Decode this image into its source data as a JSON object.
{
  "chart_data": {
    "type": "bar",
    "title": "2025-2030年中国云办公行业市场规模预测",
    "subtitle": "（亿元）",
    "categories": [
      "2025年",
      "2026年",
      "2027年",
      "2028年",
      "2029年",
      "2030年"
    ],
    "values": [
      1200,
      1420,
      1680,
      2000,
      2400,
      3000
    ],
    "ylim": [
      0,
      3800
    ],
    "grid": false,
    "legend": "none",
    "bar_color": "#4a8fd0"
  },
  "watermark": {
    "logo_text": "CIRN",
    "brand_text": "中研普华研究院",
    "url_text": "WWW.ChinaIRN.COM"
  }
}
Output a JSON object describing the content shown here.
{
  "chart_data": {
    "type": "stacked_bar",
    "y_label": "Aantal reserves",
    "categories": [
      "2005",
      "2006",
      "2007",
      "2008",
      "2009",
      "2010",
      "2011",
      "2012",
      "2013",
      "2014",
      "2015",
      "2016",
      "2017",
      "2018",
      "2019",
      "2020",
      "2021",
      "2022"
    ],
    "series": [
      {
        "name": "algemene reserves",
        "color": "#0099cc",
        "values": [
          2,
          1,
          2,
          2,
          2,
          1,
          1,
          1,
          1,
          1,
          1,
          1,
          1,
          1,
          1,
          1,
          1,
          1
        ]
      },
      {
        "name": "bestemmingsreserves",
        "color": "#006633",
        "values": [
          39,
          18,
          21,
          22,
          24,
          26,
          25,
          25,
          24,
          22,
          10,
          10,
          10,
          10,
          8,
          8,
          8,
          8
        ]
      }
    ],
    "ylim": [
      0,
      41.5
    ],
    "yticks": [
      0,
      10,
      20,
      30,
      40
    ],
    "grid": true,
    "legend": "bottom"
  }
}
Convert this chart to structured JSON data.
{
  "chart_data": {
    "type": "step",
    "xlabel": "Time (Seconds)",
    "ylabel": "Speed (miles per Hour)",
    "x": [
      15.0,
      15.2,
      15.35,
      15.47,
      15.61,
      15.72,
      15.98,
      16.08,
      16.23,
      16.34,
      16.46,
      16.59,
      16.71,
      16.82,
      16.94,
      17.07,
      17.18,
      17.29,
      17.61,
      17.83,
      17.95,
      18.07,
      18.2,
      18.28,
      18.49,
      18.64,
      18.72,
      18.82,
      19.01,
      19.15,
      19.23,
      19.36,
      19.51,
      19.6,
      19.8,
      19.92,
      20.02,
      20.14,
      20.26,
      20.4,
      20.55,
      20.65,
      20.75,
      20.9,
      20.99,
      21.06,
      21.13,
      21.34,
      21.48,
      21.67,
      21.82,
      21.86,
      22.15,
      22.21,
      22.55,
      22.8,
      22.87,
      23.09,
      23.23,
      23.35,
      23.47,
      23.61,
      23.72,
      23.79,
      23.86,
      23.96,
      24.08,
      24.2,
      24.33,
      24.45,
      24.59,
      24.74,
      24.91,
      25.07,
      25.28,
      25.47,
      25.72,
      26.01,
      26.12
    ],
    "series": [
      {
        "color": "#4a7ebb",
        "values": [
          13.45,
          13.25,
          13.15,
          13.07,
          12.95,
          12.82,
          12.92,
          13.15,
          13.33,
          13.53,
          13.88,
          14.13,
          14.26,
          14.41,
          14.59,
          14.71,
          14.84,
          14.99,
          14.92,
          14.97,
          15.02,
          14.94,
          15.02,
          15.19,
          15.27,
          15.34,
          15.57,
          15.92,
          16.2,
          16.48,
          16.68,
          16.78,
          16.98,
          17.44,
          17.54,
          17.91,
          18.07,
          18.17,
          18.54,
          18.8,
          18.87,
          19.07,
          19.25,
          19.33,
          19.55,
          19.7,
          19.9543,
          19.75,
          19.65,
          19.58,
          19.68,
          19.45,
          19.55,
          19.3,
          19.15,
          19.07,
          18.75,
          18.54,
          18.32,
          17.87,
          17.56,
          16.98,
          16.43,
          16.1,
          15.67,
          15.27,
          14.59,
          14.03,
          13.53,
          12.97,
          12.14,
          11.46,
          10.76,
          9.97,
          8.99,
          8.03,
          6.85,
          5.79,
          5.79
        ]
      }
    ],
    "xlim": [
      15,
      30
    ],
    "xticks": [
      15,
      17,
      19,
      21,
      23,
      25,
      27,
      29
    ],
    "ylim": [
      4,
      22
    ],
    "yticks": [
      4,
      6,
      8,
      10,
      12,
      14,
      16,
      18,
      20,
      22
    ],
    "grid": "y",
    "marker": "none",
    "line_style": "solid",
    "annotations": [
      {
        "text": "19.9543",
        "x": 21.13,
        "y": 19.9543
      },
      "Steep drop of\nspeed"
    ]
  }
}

■ ■ ■ ■

## Work to complete
Return the lines above exactly, keeping every word.

## Output for this task
Decode this image into its source data as a JSON object.
{
  "chart_data": {
    "type": "bar",
    "title": "2025-2030年中国云办公行业市场规模预测",
    "subtitle": "（亿元）",
    "categories": [
      "2025年",
      "2026年",
      "2027年",
      "2028年",
      "2029年",
      "2030年"
    ],
    "values": [
      1200,
      1420,
      1680,
      2000,
      2400,
      3000
    ],
    "ylim": [
      0,
      3800
    ],
    "grid": false,
    "legend": "none",
    "bar_color": "#4a8fd0"
  },
  "watermark": {
    "logo_text": "CIRN",
    "brand_text": "中研普华研究院",
    "url_text": "WWW.ChinaIRN.COM"
  }
}
Output a JSON object describing the content shown here.
{
  "chart_data": {
    "type": "stacked_bar",
    "y_label": "Aantal reserves",
    "categories": [
      "2005",
      "2006",
      "2007",
      "2008",
      "2009",
      "2010",
      "2011",
      "2012",
      "2013",
      "2014",
      "2015",
      "2016",
      "2017",
      "2018",
      "2019",
      "2020",
      "2021",
      "2022"
    ],
    "series": [
      {
        "name": "algemene reserves",
        "color": "#0099cc",
        "values": [
          2,
          1,
          2,
          2,
          2,
          1,
          1,
          1,
          1,
          1,
          1,
          1,
          1,
          1,
          1,
          1,
          1,
          1
        ]
      },
      {
        "name": "bestemmingsreserves",
        "color": "#006633",
        "values": [
          39,
          18,
          21,
          22,
          24,
          26,
          25,
          25,
          24,
          22,
          10,
          10,
          10,
          10,
          8,
          8,
          8,
          8
        ]
      }
    ],
    "ylim": [
      0,
      41.5
    ],
    "yticks": [
      0,
      10,
      20,
      30,
      40
    ],
    "grid": true,
    "legend": "bottom"
  }
}
Convert this chart to structured JSON data.
{
  "chart_data": {
    "type": "step",
    "xlabel": "Time (Seconds)",
    "ylabel": "Speed (miles per Hour)",
    "x": [
      15.0,
      15.2,
      15.35,
      15.47,
      15.61,
      15.72,
      15.98,
      16.08,
      16.23,
      16.34,
      16.46,
      16.59,
      16.71,
      16.82,
      16.94,
      17.07,
      17.18,
      17.29,
      17.61,
      17.83,
      17.95,
      18.07,
      18.2,
      18.28,
      18.49,
      18.64,
      18.72,
      18.82,
      19.01,
      19.15,
      19.23,
      19.36,
      19.51,
      19.6,
      19.8,
      19.92,
      20.02,
      20.14,
      20.26,
      20.4,
      20.55,
      20.65,
      20.75,
      20.9,
      20.99,
      21.06,
      21.13,
      21.34,
      21.48,
      21.67,
      21.82,
      21.86,
      22.15,
      22.21,
      22.55,
      22.8,
      22.87,
      23.09,
      23.23,
      23.35,
      23.47,
      23.61,
      23.72,
      23.79,
      23.86,
      23.96,
      24.08,
      24.2,
      24.33,
      24.45,
      24.59,
      24.74,
      24.91,
      25.07,
      25.28,
      25.47,
      25.72,
      26.01,
      26.12
    ],
    "series": [
      {
        "color": "#4a7ebb",
        "values": [
          13.45,
          13.25,
          13.15,
          13.07,
          12.95,
          12.82,
          12.92,
          13.15,
          13.33,
          13.53,
          13.88,
          14.13,
          14.26,
          14.41,
          14.59,
          14.71,
          14.84,
          14.99,
          14.92,
          14.97,
          15.02,
          14.94,
          15.02,
          15.19,
          15.27,
          15.34,
          15.57,
          15.92,
          16.2,
          16.48,
          16.68,
          16.78,
          16.98,
          17.44,
          17.54,
          17.91,
          18.07,
          18.17,
          18.54,
          18.8,
          18.87,
          19.07,
          19.25,
          19.33,
          19.55,
          19.7,
          19.9543,
          19.75,
          19.65,
          19.58,
          19.68,
          19.45,
          19.55,
          19.3,
          19.15,
          19.07,
          18.75,
          18.54,
          18.32,
          17.87,
          17.56,
          16.98,
          16.43,
          16.1,
          15.67,
          15.27,
          14.59,
          14.03,
          13.53,
          12.97,
          12.14,
          11.46,
          10.76,
          9.97,
          8.99,
          8.03,
          6.85,
          5.79,
          5.79
        ]
      }
    ],
    "xlim": [
      15,
      30
    ],
    "xticks": [
      15,
      17,
      19,
      21,
      23,
      25,
      27,
      29
    ],
    "ylim": [
      4,
      22
    ],
    "yticks": [
      4,
      6,
      8,
      10,
      12,
      14,
      16,
      18,
      20,
      22
    ],
    "grid": "y",
    "marker": "none",
    "line_style": "solid",
    "annotations": [
      {
        "text": "19.9543",
        "x": 21.13,
        "y": 19.9543
      },
      "Steep drop of\nspeed"
    ]
  }
}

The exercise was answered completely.